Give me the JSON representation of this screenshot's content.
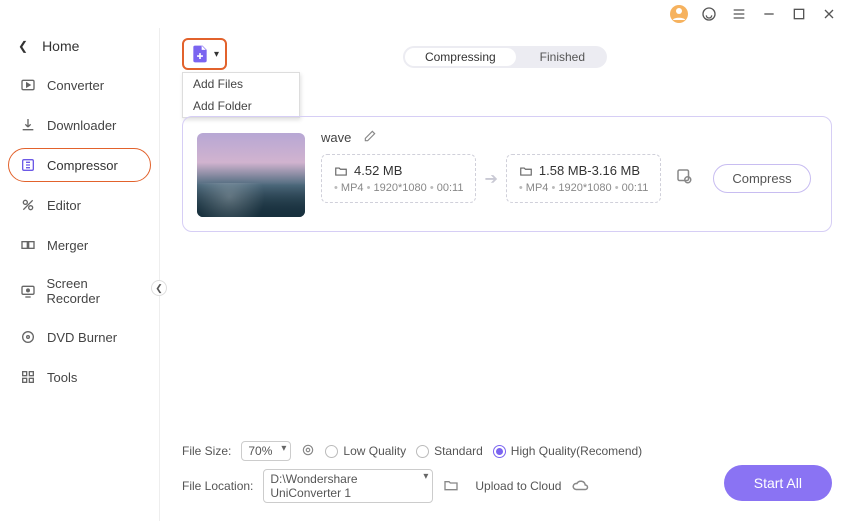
{
  "home_label": "Home",
  "nav": [
    {
      "label": "Converter"
    },
    {
      "label": "Downloader"
    },
    {
      "label": "Compressor"
    },
    {
      "label": "Editor"
    },
    {
      "label": "Merger"
    },
    {
      "label": "Screen Recorder"
    },
    {
      "label": "DVD Burner"
    },
    {
      "label": "Tools"
    }
  ],
  "add_menu": {
    "files": "Add Files",
    "folder": "Add Folder"
  },
  "tabs": {
    "compressing": "Compressing",
    "finished": "Finished"
  },
  "item": {
    "name": "wave",
    "src": {
      "size": "4.52 MB",
      "fmt": "MP4",
      "res": "1920*1080",
      "dur": "00:11"
    },
    "dst": {
      "size": "1.58 MB-3.16 MB",
      "fmt": "MP4",
      "res": "1920*1080",
      "dur": "00:11"
    },
    "compress_label": "Compress"
  },
  "footer": {
    "filesize_label": "File Size:",
    "filesize_value": "70%",
    "quality": {
      "low": "Low Quality",
      "standard": "Standard",
      "high": "High Quality(Recomend)"
    },
    "location_label": "File Location:",
    "location_value": "D:\\Wondershare UniConverter 1",
    "upload_label": "Upload to Cloud",
    "start_all": "Start All"
  }
}
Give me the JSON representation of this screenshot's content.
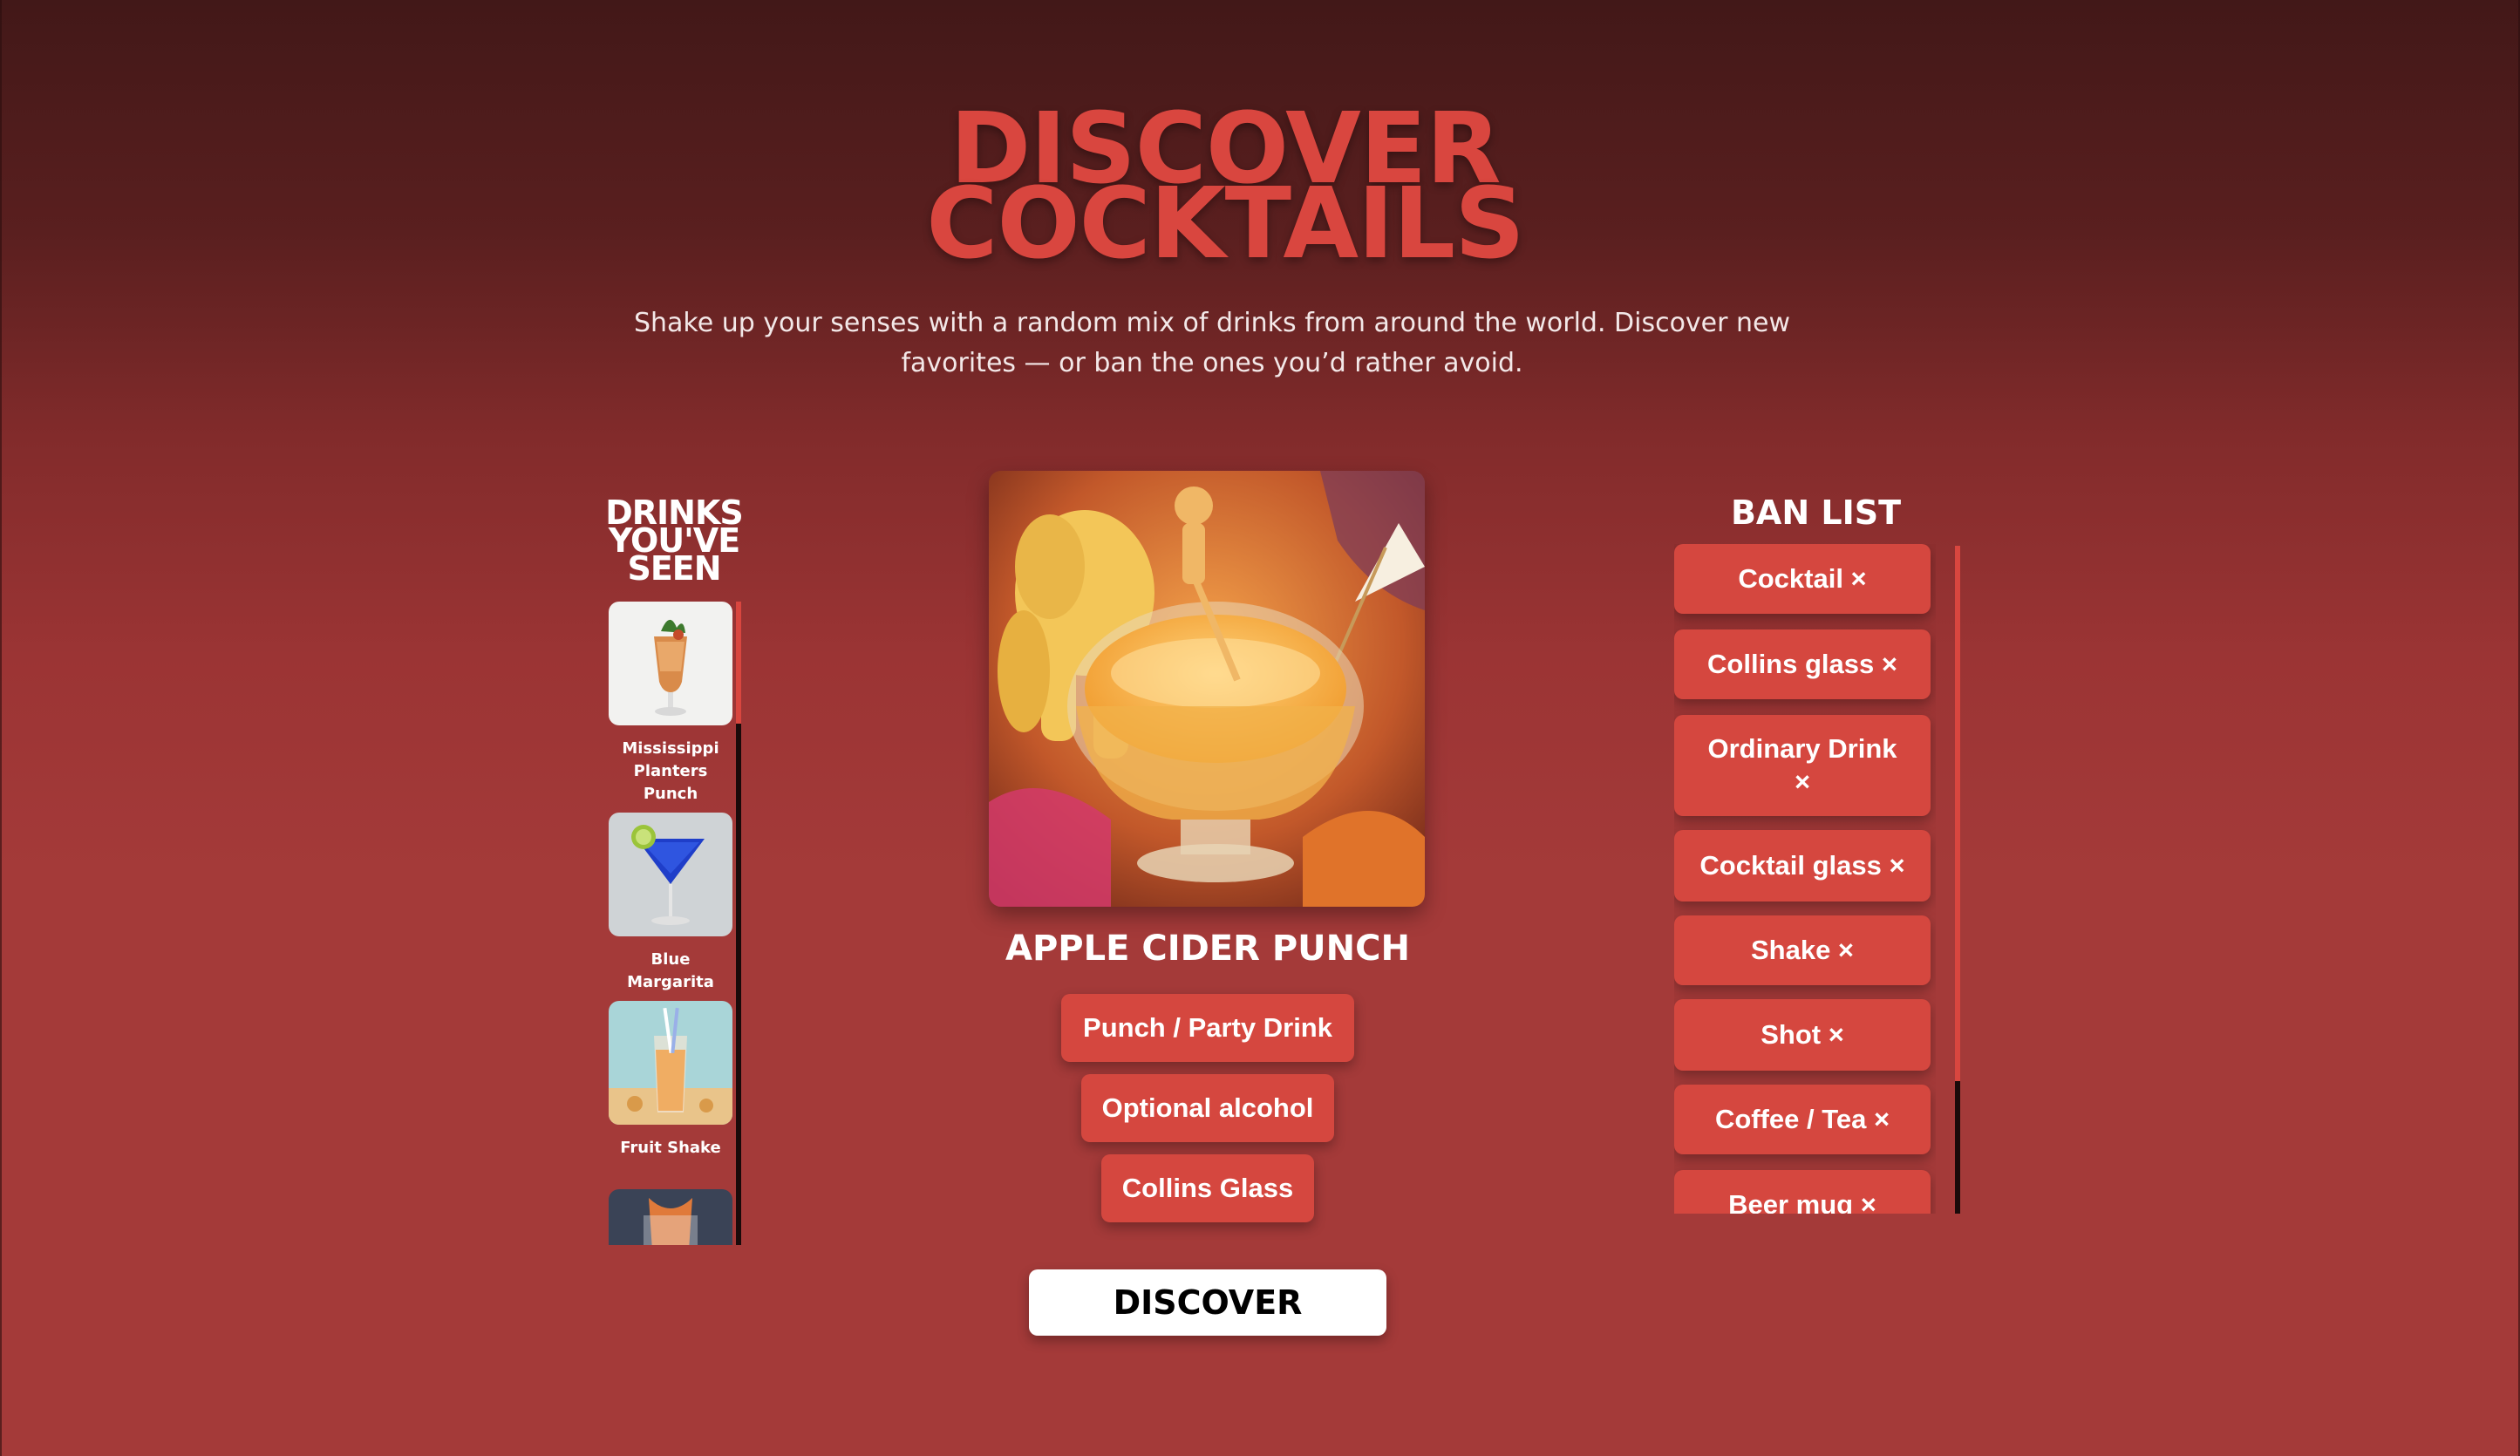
{
  "header": {
    "title_line1": "DISCOVER",
    "title_line2": "COCKTAILS",
    "subtitle": "Shake up your senses with a random mix of drinks from around the world. Discover new favorites — or ban the ones you’d rather avoid."
  },
  "seen": {
    "heading_line1": "DRINKS",
    "heading_line2": "YOU'VE",
    "heading_line3": "SEEN",
    "items": [
      {
        "name": "Mississippi Planters Punch"
      },
      {
        "name": "Blue Margarita"
      },
      {
        "name": "Fruit Shake"
      },
      {
        "name": ""
      }
    ]
  },
  "current": {
    "name": "APPLE CIDER PUNCH",
    "tags": [
      "Punch / Party Drink",
      "Optional alcohol",
      "Collins Glass"
    ],
    "discover_label": "DISCOVER"
  },
  "ban": {
    "heading": "BAN LIST",
    "items": [
      "Cocktail ×",
      "Collins glass ×",
      "Ordinary Drink ×",
      "Cocktail glass ×",
      "Shake ×",
      "Shot ×",
      "Coffee / Tea ×",
      "Beer mug ×"
    ]
  }
}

-=-=-=-=-

Copy every entry word for word, but omit the pictures.

__Task output__
Give me the JSON representation of this screenshot's content.
{
  "home_label": "Home",
  "nav": [
    {
      "label": "Converter"
    },
    {
      "label": "Downloader"
    },
    {
      "label": "Compressor"
    },
    {
      "label": "Editor"
    },
    {
      "label": "Merger"
    },
    {
      "label": "Screen Recorder"
    },
    {
      "label": "DVD Burner"
    },
    {
      "label": "Tools"
    }
  ],
  "add_menu": {
    "files": "Add Files",
    "folder": "Add Folder"
  },
  "tabs": {
    "compressing": "Compressing",
    "finished": "Finished"
  },
  "item": {
    "name": "wave",
    "src": {
      "size": "4.52 MB",
      "fmt": "MP4",
      "res": "1920*1080",
      "dur": "00:11"
    },
    "dst": {
      "size": "1.58 MB-3.16 MB",
      "fmt": "MP4",
      "res": "1920*1080",
      "dur": "00:11"
    },
    "compress_label": "Compress"
  },
  "footer": {
    "filesize_label": "File Size:",
    "filesize_value": "70%",
    "quality": {
      "low": "Low Quality",
      "standard": "Standard",
      "high": "High Quality(Recomend)"
    },
    "location_label": "File Location:",
    "location_value": "D:\\Wondershare UniConverter 1",
    "upload_label": "Upload to Cloud",
    "start_all": "Start All"
  }
}
Give me the JSON representation of this screenshot's content.
{
  "header": {
    "title_line1": "DISCOVER",
    "title_line2": "COCKTAILS",
    "subtitle": "Shake up your senses with a random mix of drinks from around the world. Discover new favorites — or ban the ones you’d rather avoid."
  },
  "seen": {
    "heading_line1": "DRINKS",
    "heading_line2": "YOU'VE",
    "heading_line3": "SEEN",
    "items": [
      {
        "name": "Mississippi Planters Punch"
      },
      {
        "name": "Blue Margarita"
      },
      {
        "name": "Fruit Shake"
      },
      {
        "name": ""
      }
    ]
  },
  "current": {
    "name": "APPLE CIDER PUNCH",
    "tags": [
      "Punch / Party Drink",
      "Optional alcohol",
      "Collins Glass"
    ],
    "discover_label": "DISCOVER"
  },
  "ban": {
    "heading": "BAN LIST",
    "items": [
      "Cocktail ×",
      "Collins glass ×",
      "Ordinary Drink ×",
      "Cocktail glass ×",
      "Shake ×",
      "Shot ×",
      "Coffee / Tea ×",
      "Beer mug ×"
    ]
  }
}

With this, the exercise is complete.